▸ SET TASK:
Lines containing the string "ESTUDIANTES" are to be collected in full.

▸ RECORDS TO USE:
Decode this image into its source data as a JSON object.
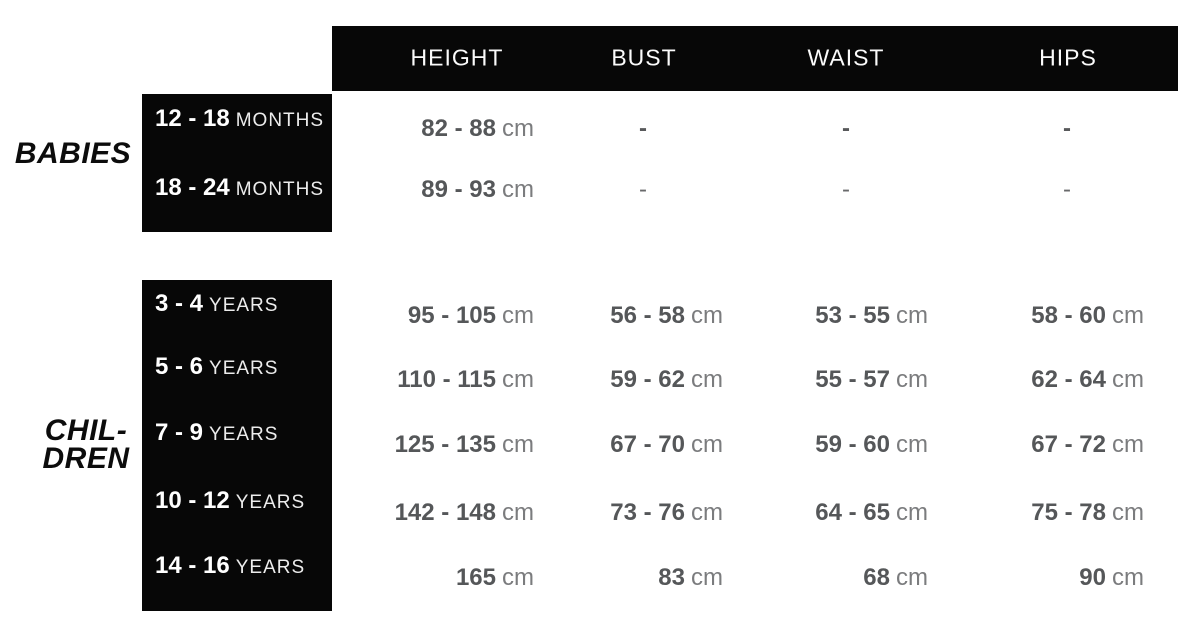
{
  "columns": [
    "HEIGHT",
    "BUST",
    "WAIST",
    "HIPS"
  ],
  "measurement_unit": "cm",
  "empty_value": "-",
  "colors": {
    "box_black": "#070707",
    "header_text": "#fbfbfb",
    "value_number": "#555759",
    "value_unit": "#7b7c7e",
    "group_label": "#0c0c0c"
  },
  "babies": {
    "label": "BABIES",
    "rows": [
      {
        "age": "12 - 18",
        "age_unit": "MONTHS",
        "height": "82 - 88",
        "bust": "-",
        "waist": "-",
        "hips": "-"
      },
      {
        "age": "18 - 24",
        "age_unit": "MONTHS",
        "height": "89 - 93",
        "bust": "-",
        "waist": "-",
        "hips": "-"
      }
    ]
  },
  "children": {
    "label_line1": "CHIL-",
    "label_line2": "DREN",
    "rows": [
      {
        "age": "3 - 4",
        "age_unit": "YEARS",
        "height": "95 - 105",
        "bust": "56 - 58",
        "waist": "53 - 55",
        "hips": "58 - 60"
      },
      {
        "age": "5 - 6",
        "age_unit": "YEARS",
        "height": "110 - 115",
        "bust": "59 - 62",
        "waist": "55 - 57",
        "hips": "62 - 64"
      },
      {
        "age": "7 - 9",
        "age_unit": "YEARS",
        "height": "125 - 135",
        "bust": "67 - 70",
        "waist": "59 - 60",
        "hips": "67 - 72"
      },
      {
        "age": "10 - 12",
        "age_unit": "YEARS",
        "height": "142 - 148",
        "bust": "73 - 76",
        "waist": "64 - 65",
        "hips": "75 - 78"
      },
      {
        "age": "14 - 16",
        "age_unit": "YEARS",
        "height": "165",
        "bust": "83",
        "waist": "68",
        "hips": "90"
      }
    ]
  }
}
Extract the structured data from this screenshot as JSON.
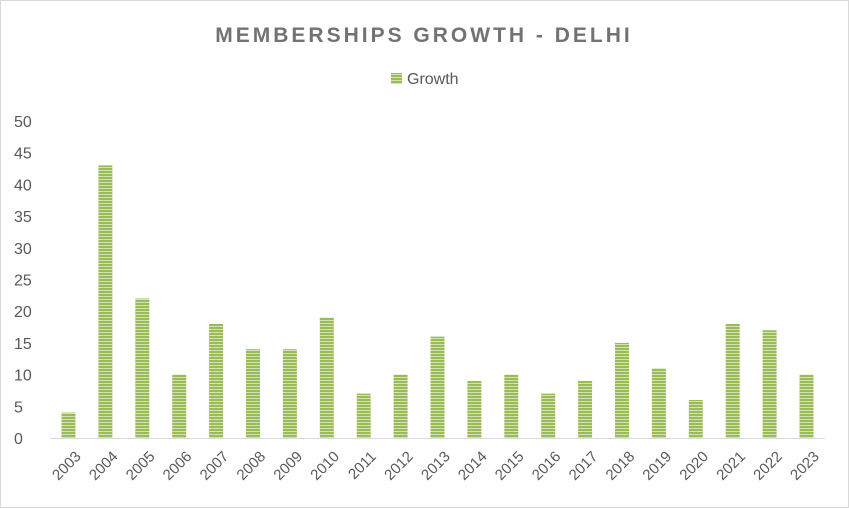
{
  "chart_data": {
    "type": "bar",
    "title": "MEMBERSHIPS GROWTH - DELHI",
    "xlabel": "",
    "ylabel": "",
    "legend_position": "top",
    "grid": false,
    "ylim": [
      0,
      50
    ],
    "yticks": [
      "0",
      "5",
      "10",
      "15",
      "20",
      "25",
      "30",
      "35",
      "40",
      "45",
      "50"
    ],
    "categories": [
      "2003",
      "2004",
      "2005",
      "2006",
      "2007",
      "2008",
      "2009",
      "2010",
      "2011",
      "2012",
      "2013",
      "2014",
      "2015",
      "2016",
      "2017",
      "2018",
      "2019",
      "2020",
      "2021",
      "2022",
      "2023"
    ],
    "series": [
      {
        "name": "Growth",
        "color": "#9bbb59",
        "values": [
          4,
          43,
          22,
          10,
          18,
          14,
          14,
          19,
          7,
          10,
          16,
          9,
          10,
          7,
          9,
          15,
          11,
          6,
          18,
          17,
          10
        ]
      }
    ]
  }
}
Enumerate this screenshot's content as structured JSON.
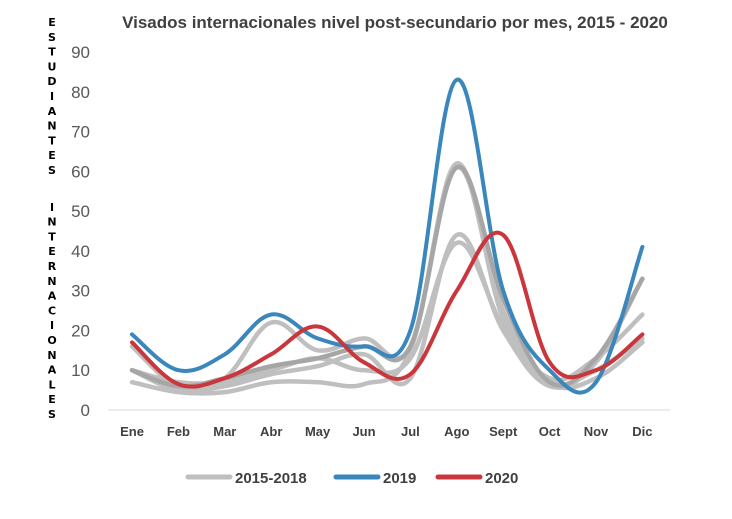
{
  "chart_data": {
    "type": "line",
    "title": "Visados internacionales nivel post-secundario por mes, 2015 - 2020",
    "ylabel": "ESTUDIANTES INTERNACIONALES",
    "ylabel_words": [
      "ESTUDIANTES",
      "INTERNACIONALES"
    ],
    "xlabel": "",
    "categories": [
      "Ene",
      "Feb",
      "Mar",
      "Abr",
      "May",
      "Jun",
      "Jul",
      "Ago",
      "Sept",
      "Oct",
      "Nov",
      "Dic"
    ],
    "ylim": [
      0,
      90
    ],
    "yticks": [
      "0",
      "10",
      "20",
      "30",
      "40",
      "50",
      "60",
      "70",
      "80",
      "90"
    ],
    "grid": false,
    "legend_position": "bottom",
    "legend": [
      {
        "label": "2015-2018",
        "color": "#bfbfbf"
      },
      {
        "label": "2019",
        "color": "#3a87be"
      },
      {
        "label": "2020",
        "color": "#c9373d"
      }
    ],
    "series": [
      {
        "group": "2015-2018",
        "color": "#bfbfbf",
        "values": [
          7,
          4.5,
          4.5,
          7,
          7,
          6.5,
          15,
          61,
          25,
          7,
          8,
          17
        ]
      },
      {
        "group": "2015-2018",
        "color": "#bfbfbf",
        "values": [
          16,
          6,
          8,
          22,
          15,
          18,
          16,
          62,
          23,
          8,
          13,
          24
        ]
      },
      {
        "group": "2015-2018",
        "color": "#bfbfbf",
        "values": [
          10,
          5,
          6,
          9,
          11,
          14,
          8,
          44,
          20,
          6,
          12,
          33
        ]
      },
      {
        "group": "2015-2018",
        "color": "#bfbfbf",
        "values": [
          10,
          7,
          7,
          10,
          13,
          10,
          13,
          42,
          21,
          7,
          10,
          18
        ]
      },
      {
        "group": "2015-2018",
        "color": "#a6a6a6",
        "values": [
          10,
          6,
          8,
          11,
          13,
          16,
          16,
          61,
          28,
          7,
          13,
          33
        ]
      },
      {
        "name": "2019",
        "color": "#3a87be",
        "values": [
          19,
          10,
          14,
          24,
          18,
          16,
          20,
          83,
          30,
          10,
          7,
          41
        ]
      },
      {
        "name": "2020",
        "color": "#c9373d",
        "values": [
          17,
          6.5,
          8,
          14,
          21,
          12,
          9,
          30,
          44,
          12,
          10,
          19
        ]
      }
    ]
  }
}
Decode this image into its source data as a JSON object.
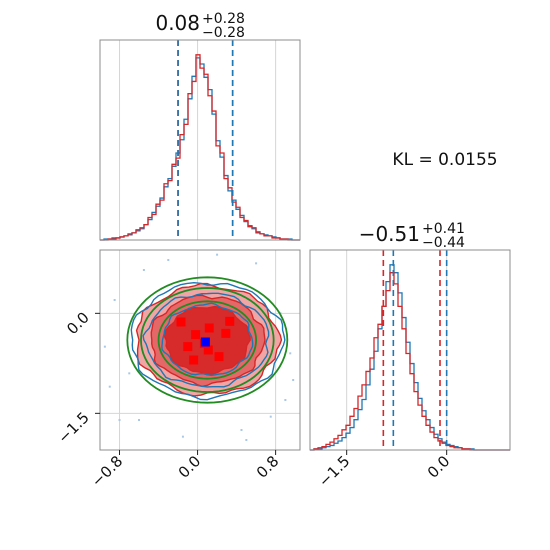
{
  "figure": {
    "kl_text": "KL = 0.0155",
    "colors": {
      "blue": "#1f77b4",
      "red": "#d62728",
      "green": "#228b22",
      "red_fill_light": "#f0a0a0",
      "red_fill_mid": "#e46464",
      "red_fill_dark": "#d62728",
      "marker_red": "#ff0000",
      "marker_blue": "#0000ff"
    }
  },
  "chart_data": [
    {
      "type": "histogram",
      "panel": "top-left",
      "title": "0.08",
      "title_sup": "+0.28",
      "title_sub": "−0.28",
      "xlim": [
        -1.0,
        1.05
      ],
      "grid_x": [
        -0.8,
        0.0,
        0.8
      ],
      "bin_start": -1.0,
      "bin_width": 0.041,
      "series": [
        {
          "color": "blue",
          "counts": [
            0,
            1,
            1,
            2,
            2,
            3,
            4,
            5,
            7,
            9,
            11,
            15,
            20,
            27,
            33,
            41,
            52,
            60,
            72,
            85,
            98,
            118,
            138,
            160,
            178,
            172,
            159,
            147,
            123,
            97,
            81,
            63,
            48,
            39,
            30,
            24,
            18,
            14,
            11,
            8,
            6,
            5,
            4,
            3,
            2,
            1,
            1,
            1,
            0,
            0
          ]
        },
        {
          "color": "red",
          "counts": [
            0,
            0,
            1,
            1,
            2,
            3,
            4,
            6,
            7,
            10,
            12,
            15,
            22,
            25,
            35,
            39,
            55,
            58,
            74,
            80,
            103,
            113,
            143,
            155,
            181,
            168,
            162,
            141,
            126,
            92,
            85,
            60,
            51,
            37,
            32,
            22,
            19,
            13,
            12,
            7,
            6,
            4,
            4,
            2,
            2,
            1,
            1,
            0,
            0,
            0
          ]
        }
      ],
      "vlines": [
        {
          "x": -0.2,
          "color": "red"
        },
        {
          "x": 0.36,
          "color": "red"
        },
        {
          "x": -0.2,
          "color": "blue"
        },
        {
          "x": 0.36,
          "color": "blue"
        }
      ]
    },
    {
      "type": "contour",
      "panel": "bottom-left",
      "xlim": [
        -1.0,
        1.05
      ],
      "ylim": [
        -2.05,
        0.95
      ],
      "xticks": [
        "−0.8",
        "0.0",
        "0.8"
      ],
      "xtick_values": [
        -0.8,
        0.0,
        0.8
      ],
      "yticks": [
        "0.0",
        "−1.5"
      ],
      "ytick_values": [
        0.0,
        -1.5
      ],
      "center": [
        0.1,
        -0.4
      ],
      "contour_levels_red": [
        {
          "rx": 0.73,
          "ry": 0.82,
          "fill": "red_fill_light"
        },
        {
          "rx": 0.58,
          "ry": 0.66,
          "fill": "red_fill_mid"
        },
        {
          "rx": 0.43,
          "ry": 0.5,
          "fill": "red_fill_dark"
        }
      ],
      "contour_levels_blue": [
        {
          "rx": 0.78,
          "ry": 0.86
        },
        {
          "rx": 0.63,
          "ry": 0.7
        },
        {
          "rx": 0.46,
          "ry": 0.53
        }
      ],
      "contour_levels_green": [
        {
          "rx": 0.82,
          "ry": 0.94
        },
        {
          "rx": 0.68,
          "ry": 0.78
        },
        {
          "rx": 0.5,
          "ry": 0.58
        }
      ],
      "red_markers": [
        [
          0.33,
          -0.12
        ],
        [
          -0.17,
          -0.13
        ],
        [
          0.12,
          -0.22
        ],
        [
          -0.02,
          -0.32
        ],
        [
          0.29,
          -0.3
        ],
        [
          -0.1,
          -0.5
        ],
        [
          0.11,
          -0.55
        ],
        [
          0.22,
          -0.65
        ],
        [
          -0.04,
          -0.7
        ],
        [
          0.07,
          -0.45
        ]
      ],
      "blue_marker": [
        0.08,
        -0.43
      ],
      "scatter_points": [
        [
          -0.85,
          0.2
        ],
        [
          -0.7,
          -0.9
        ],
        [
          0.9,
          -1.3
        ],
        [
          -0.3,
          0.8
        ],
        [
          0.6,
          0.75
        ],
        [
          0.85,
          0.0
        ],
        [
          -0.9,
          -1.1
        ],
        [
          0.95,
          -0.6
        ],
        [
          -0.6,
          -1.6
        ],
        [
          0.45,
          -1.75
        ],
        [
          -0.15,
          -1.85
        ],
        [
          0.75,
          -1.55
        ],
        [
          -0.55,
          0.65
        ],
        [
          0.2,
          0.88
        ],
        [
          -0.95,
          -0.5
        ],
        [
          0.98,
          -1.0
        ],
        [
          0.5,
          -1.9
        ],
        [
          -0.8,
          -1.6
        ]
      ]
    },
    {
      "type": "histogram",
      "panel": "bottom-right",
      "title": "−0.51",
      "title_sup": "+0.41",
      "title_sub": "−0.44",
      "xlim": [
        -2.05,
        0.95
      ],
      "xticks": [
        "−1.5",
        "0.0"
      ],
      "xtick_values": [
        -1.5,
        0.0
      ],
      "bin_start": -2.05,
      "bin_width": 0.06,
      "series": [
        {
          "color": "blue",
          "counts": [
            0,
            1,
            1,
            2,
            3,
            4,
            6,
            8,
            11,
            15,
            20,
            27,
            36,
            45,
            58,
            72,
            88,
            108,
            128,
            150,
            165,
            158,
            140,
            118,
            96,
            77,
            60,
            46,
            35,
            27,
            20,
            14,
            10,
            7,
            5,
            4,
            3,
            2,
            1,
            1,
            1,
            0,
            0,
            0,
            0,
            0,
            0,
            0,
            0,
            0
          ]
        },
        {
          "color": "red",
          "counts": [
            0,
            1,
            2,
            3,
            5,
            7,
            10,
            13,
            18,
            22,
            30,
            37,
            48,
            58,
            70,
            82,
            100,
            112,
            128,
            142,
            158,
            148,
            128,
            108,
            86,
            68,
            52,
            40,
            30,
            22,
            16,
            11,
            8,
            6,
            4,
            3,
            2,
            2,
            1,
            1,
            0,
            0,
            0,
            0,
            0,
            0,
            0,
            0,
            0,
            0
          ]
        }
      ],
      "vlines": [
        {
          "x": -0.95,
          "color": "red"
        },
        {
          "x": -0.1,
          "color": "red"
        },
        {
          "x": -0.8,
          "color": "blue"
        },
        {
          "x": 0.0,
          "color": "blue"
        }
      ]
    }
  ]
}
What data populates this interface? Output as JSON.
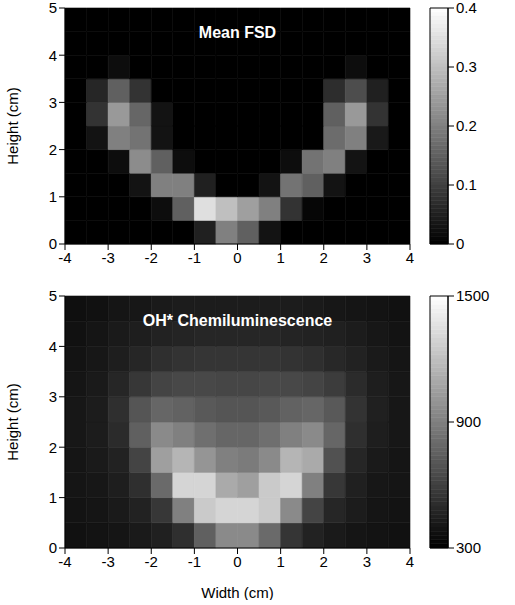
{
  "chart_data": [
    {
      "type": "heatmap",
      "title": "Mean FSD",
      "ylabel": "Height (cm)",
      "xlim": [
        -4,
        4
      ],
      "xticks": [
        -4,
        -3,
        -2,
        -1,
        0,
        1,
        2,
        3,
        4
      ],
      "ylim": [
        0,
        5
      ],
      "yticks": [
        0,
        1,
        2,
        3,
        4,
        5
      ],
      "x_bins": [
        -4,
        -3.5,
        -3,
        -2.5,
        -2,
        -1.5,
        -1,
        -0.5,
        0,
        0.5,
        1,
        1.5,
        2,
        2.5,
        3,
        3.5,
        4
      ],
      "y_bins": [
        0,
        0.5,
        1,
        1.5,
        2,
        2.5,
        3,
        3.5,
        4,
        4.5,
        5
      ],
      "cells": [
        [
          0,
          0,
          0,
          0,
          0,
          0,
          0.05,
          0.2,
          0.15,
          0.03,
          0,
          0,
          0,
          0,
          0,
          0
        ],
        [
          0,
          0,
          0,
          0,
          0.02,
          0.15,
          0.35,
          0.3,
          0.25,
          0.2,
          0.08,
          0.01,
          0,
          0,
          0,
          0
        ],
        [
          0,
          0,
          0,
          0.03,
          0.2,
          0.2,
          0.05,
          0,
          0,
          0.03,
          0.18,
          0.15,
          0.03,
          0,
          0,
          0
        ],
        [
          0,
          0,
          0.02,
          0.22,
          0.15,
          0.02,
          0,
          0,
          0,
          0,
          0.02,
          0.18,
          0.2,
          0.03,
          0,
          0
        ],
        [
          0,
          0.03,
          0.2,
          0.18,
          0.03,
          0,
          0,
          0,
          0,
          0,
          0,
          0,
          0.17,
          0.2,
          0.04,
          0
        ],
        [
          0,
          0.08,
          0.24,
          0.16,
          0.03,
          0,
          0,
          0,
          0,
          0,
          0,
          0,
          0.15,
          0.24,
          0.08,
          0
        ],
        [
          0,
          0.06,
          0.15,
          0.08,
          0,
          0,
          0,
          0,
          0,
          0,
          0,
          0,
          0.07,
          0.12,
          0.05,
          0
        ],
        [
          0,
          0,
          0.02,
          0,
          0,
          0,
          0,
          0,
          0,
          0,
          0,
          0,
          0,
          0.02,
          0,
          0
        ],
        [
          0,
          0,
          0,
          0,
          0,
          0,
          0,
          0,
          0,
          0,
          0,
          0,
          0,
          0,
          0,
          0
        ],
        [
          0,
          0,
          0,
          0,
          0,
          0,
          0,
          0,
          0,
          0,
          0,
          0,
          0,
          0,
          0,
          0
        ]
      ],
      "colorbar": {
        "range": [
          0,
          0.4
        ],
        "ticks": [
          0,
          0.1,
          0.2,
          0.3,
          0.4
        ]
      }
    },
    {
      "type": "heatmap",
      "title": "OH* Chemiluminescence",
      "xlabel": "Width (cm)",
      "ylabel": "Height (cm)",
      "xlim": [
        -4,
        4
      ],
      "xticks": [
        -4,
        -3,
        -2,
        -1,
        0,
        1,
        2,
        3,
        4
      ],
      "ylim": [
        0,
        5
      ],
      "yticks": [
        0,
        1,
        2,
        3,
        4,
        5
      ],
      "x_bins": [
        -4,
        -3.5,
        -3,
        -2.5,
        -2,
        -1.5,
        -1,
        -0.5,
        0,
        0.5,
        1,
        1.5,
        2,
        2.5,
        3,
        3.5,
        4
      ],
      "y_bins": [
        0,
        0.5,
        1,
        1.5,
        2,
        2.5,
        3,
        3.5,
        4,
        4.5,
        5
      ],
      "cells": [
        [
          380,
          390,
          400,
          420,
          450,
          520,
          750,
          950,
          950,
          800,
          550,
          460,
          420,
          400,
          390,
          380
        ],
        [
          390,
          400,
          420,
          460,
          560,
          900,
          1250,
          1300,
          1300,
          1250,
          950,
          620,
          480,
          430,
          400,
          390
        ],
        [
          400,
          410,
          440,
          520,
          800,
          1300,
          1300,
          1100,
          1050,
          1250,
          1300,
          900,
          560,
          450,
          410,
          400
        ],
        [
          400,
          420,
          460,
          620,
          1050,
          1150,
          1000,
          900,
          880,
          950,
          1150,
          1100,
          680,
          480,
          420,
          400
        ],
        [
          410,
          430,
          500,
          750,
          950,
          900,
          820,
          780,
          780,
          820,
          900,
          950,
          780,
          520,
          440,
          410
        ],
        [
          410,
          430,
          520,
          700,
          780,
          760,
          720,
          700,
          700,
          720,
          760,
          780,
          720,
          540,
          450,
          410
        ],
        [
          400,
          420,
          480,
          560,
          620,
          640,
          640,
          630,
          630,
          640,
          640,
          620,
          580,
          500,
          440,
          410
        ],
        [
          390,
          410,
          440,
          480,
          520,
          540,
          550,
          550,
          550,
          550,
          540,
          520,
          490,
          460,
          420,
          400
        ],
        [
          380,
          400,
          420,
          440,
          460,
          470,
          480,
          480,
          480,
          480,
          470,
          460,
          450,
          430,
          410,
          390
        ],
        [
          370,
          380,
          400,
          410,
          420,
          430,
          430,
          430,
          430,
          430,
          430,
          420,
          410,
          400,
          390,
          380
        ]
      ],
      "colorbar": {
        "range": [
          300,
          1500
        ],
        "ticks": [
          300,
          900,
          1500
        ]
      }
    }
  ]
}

▸ RIGHT ANSWER:
    "ylabel": "ESTUDIANTES INTERNACIONALES",
      "ESTUDIANTES",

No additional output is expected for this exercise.